» Set problem
Each line that holds the word "доказательств" is to be identified and copied.
───
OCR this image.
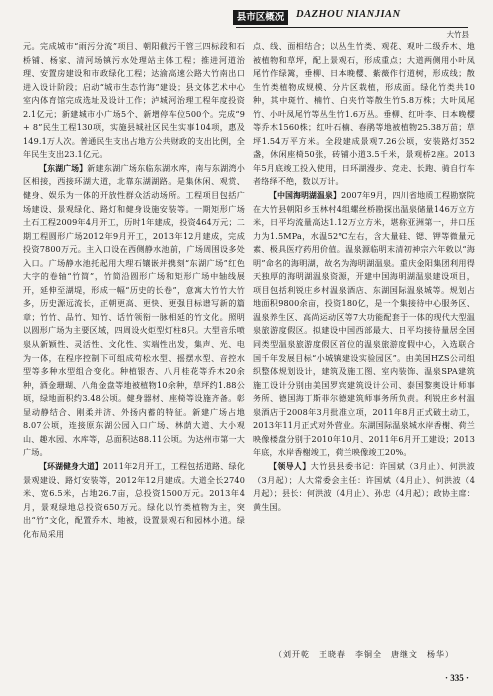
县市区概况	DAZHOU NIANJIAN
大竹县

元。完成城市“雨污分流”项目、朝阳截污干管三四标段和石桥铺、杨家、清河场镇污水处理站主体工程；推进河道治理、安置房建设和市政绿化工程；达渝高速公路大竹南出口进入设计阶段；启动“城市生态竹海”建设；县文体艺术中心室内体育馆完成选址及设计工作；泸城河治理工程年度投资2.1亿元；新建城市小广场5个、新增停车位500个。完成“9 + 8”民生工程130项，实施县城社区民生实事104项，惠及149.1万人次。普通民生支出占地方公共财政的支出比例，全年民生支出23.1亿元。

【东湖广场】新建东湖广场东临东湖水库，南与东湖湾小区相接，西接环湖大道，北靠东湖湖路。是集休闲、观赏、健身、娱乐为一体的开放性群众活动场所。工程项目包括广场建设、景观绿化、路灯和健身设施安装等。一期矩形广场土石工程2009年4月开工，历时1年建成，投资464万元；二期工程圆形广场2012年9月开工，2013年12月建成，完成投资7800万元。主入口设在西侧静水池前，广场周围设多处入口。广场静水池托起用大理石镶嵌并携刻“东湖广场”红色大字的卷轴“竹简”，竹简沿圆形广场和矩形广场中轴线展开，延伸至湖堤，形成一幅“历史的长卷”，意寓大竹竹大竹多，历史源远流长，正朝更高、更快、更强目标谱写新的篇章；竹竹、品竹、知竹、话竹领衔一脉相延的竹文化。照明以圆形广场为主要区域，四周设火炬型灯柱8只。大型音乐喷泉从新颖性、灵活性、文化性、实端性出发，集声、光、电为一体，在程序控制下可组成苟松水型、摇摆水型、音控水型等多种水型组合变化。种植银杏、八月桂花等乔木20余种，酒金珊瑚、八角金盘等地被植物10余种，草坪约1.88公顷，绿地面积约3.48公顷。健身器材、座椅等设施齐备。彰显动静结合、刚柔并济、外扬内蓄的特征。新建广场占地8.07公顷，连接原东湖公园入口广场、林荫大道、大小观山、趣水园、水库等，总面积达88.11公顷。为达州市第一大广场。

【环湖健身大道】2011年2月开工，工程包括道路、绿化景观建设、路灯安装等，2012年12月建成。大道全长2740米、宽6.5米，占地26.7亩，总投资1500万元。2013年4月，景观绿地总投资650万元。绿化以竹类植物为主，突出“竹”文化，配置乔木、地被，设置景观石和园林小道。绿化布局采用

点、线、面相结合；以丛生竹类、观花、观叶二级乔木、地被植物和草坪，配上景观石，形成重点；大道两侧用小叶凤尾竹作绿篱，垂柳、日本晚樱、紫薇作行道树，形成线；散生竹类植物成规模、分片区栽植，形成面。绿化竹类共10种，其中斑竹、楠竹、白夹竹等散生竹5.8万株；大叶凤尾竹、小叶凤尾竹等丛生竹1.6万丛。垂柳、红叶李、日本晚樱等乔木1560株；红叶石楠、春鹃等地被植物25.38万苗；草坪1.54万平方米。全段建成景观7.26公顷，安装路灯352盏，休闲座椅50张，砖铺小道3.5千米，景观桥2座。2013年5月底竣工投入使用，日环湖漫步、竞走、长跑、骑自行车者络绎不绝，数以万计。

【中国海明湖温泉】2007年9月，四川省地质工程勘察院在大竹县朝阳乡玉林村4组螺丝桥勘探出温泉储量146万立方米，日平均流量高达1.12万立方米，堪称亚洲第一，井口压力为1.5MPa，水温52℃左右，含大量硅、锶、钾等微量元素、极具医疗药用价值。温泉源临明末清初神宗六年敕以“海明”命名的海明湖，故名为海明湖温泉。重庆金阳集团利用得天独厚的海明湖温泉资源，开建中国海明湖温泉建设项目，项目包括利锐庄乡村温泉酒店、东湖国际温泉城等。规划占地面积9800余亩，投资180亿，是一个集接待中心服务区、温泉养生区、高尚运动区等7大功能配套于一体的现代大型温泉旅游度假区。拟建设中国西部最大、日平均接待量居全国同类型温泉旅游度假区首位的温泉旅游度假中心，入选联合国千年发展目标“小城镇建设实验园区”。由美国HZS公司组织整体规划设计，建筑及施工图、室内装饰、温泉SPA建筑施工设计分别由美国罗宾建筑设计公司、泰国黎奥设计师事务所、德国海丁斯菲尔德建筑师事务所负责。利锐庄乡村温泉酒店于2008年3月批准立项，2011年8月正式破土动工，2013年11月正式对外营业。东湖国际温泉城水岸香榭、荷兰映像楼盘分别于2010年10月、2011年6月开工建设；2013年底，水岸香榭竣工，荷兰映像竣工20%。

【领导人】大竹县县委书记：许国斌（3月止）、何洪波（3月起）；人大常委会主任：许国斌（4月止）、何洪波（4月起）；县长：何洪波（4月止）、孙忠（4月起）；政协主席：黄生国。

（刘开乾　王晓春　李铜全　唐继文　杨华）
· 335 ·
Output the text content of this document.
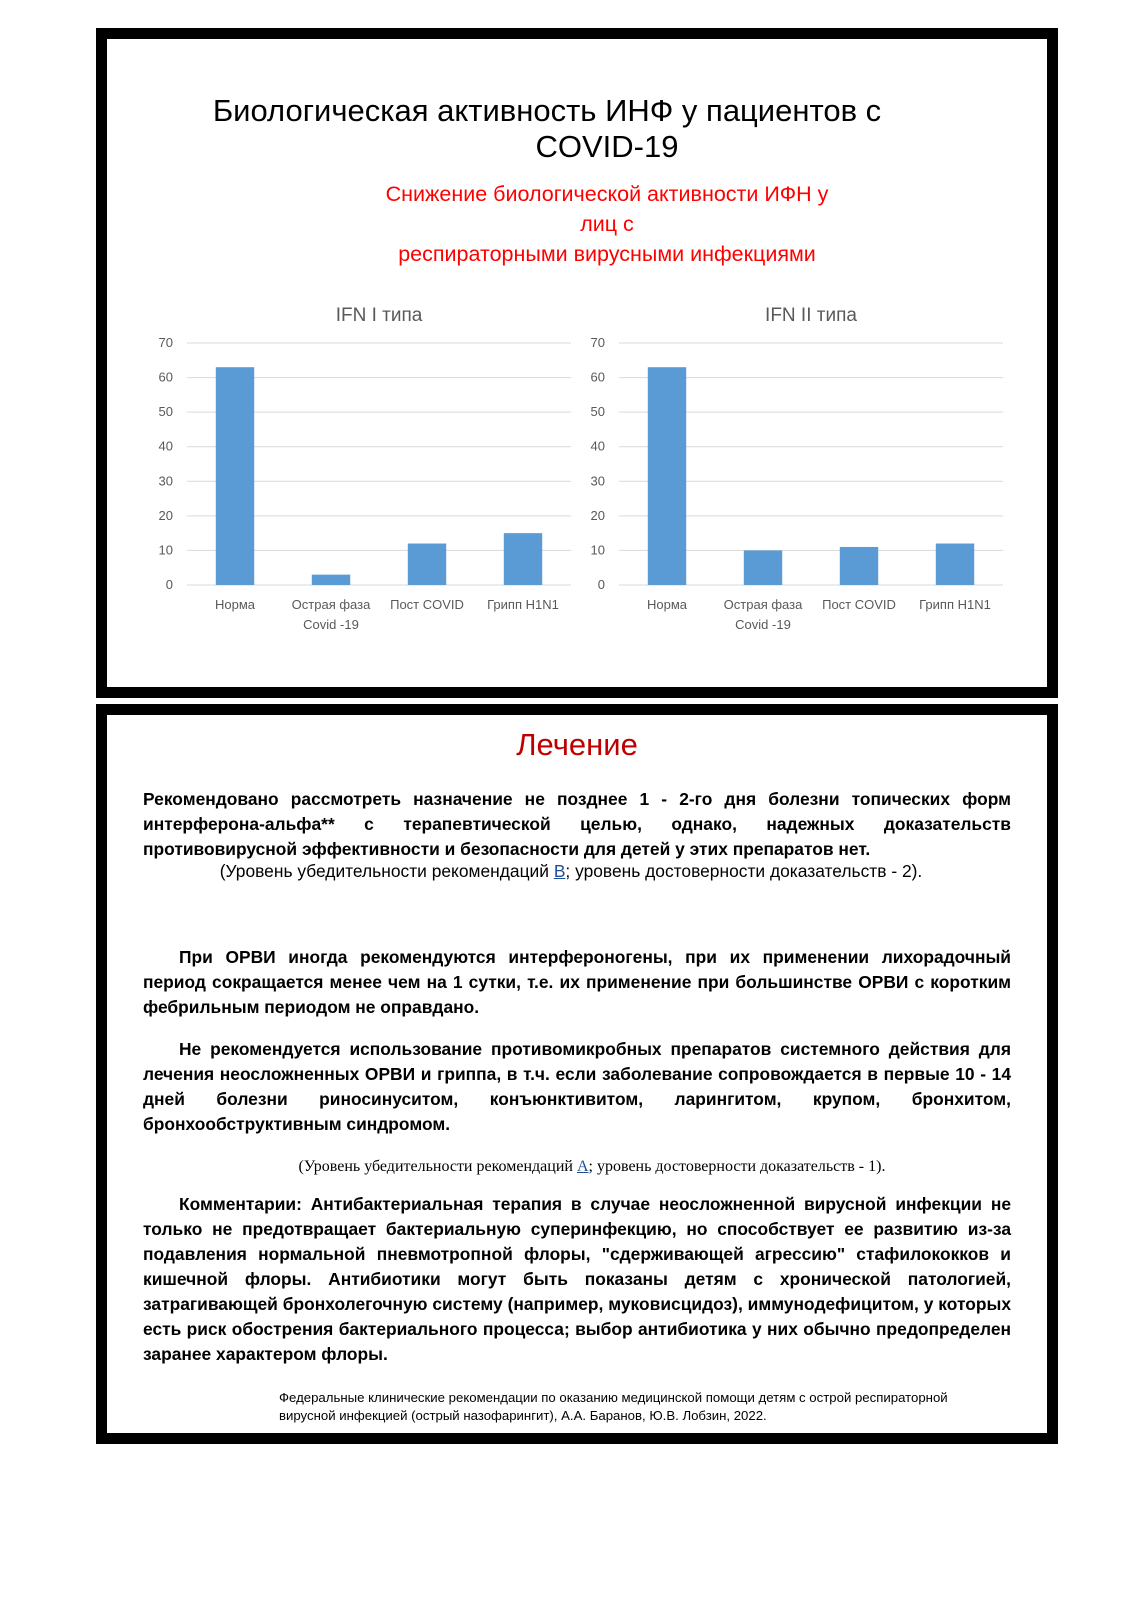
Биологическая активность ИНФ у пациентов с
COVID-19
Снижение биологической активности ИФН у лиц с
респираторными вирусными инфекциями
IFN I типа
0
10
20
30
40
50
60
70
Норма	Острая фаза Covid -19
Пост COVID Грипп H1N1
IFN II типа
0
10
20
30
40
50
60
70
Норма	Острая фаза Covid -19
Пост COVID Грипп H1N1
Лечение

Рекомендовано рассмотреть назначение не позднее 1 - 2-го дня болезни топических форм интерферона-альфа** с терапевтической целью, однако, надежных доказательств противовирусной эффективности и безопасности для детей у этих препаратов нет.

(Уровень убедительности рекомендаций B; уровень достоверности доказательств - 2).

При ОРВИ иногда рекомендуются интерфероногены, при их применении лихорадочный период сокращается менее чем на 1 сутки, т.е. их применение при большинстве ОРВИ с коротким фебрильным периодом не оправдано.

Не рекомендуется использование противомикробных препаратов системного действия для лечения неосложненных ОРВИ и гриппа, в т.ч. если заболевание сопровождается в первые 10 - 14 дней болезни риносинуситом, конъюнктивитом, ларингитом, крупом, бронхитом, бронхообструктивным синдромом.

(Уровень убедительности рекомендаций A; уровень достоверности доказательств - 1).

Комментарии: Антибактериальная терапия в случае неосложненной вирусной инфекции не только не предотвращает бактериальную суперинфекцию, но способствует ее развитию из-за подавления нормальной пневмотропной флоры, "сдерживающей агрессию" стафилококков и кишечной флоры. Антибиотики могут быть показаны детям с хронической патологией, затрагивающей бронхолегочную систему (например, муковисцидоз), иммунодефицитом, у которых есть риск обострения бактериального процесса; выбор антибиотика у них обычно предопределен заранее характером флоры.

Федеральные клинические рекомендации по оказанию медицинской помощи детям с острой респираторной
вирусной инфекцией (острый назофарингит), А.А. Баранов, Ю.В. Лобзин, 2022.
───
» Worked solution
Рекомендовано рассмотреть назначение не позднее 1 - 2-го дня болезни топических форм интерферона-альфа** с терапевтической целью, однако, надежных доказательств противовирусной эффективности и безопасности для детей у этих препаратов нет.
(Уровень убедительности рекомендаций B; уровень достоверности доказательств - 2).
(Уровень убедительности рекомендаций A; уровень достоверности доказательств - 1).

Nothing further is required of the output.